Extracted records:
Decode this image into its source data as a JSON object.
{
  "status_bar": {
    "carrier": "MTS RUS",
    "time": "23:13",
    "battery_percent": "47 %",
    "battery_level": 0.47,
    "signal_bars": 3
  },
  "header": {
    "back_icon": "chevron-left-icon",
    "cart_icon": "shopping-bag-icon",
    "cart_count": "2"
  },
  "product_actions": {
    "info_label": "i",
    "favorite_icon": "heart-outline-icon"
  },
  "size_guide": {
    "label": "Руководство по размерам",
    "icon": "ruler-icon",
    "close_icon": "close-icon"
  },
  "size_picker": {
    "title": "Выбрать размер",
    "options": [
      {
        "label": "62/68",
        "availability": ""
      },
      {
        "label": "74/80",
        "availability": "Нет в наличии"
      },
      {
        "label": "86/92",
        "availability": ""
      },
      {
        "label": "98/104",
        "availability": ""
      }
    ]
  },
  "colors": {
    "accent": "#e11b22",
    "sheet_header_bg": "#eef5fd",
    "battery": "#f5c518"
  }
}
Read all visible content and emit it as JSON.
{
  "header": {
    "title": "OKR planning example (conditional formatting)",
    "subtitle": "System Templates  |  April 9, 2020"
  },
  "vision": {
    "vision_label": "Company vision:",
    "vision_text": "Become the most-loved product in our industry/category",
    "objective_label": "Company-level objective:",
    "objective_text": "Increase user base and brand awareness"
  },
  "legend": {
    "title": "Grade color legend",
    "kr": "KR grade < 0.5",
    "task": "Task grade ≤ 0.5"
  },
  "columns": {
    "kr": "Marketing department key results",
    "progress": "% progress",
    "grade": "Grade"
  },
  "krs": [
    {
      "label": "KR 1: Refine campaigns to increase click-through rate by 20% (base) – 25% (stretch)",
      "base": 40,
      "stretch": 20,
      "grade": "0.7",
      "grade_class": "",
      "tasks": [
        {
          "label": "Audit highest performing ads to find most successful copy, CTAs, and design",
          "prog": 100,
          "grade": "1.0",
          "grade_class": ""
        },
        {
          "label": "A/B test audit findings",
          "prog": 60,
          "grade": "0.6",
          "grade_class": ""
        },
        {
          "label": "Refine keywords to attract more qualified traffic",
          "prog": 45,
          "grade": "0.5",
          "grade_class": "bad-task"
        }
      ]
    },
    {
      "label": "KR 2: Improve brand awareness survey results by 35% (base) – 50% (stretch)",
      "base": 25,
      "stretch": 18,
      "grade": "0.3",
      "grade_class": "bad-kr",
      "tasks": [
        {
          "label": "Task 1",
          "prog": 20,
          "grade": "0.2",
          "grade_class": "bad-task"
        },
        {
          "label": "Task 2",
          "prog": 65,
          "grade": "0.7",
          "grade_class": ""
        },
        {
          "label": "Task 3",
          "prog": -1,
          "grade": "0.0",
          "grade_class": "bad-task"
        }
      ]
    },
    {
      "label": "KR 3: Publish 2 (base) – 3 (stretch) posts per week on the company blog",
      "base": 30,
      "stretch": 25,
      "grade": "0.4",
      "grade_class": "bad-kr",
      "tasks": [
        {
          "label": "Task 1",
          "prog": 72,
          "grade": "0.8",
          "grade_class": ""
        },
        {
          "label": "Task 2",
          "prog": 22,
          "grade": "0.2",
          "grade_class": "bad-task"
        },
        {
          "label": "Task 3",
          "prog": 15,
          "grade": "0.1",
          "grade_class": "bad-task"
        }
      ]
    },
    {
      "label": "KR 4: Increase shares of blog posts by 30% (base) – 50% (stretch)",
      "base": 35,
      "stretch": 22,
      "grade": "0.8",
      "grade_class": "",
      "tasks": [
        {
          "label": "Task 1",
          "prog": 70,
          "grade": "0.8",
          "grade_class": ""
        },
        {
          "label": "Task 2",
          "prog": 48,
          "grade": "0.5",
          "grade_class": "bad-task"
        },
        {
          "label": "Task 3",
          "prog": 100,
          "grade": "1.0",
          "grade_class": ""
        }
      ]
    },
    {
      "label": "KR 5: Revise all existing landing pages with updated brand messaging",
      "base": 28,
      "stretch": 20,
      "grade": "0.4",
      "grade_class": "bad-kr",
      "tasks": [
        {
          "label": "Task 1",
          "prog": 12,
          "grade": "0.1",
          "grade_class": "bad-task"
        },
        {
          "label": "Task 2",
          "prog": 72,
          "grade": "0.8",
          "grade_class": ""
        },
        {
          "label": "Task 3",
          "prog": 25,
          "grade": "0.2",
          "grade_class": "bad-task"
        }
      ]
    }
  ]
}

Written request: Copy every line exactly. Leave nothing out.

Solution to this problem:
Decode this image into its source data as a JSON object.
{
  "status_bar": {
    "carrier": "MTS RUS",
    "time": "23:13",
    "battery_percent": "47 %",
    "battery_level": 0.47,
    "signal_bars": 3
  },
  "header": {
    "back_icon": "chevron-left-icon",
    "cart_icon": "shopping-bag-icon",
    "cart_count": "2"
  },
  "product_actions": {
    "info_label": "i",
    "favorite_icon": "heart-outline-icon"
  },
  "size_guide": {
    "label": "Руководство по размерам",
    "icon": "ruler-icon",
    "close_icon": "close-icon"
  },
  "size_picker": {
    "title": "Выбрать размер",
    "options": [
      {
        "label": "62/68",
        "availability": ""
      },
      {
        "label": "74/80",
        "availability": "Нет в наличии"
      },
      {
        "label": "86/92",
        "availability": ""
      },
      {
        "label": "98/104",
        "availability": ""
      }
    ]
  },
  "colors": {
    "accent": "#e11b22",
    "sheet_header_bg": "#eef5fd",
    "battery": "#f5c518"
  }
}
Read all visible content and emit it as JSON.
{
  "header": {
    "title": "OKR planning example (conditional formatting)",
    "subtitle": "System Templates  |  April 9, 2020"
  },
  "vision": {
    "vision_label": "Company vision:",
    "vision_text": "Become the most-loved product in our industry/category",
    "objective_label": "Company-level objective:",
    "objective_text": "Increase user base and brand awareness"
  },
  "legend": {
    "title": "Grade color legend",
    "kr": "KR grade < 0.5",
    "task": "Task grade ≤ 0.5"
  },
  "columns": {
    "kr": "Marketing department key results",
    "progress": "% progress",
    "grade": "Grade"
  },
  "krs": [
    {
      "label": "KR 1: Refine campaigns to increase click-through rate by 20% (base) – 25% (stretch)",
      "base": 40,
      "stretch": 20,
      "grade": "0.7",
      "grade_class": "",
      "tasks": [
        {
          "label": "Audit highest performing ads to find most successful copy, CTAs, and design",
          "prog": 100,
          "grade": "1.0",
          "grade_class": ""
        },
        {
          "label": "A/B test audit findings",
          "prog": 60,
          "grade": "0.6",
          "grade_class": ""
        },
        {
          "label": "Refine keywords to attract more qualified traffic",
          "prog": 45,
          "grade": "0.5",
          "grade_class": "bad-task"
        }
      ]
    },
    {
      "label": "KR 2: Improve brand awareness survey results by 35% (base) – 50% (stretch)",
      "base": 25,
      "stretch": 18,
      "grade": "0.3",
      "grade_class": "bad-kr",
      "tasks": [
        {
          "label": "Task 1",
          "prog": 20,
          "grade": "0.2",
          "grade_class": "bad-task"
        },
        {
          "label": "Task 2",
          "prog": 65,
          "grade": "0.7",
          "grade_class": ""
        },
        {
          "label": "Task 3",
          "prog": -1,
          "grade": "0.0",
          "grade_class": "bad-task"
        }
      ]
    },
    {
      "label": "KR 3: Publish 2 (base) – 3 (stretch) posts per week on the company blog",
      "base": 30,
      "stretch": 25,
      "grade": "0.4",
      "grade_class": "bad-kr",
      "tasks": [
        {
          "label": "Task 1",
          "prog": 72,
          "grade": "0.8",
          "grade_class": ""
        },
        {
          "label": "Task 2",
          "prog": 22,
          "grade": "0.2",
          "grade_class": "bad-task"
        },
        {
          "label": "Task 3",
          "prog": 15,
          "grade": "0.1",
          "grade_class": "bad-task"
        }
      ]
    },
    {
      "label": "KR 4: Increase shares of blog posts by 30% (base) – 50% (stretch)",
      "base": 35,
      "stretch": 22,
      "grade": "0.8",
      "grade_class": "",
      "tasks": [
        {
          "label": "Task 1",
          "prog": 70,
          "grade": "0.8",
          "grade_class": ""
        },
        {
          "label": "Task 2",
          "prog": 48,
          "grade": "0.5",
          "grade_class": "bad-task"
        },
        {
          "label": "Task 3",
          "prog": 100,
          "grade": "1.0",
          "grade_class": ""
        }
      ]
    },
    {
      "label": "KR 5: Revise all existing landing pages with updated brand messaging",
      "base": 28,
      "stretch": 20,
      "grade": "0.4",
      "grade_class": "bad-kr",
      "tasks": [
        {
          "label": "Task 1",
          "prog": 12,
          "grade": "0.1",
          "grade_class": "bad-task"
        },
        {
          "label": "Task 2",
          "prog": 72,
          "grade": "0.8",
          "grade_class": ""
        },
        {
          "label": "Task 3",
          "prog": 25,
          "grade": "0.2",
          "grade_class": "bad-task"
        }
      ]
    }
  ]
}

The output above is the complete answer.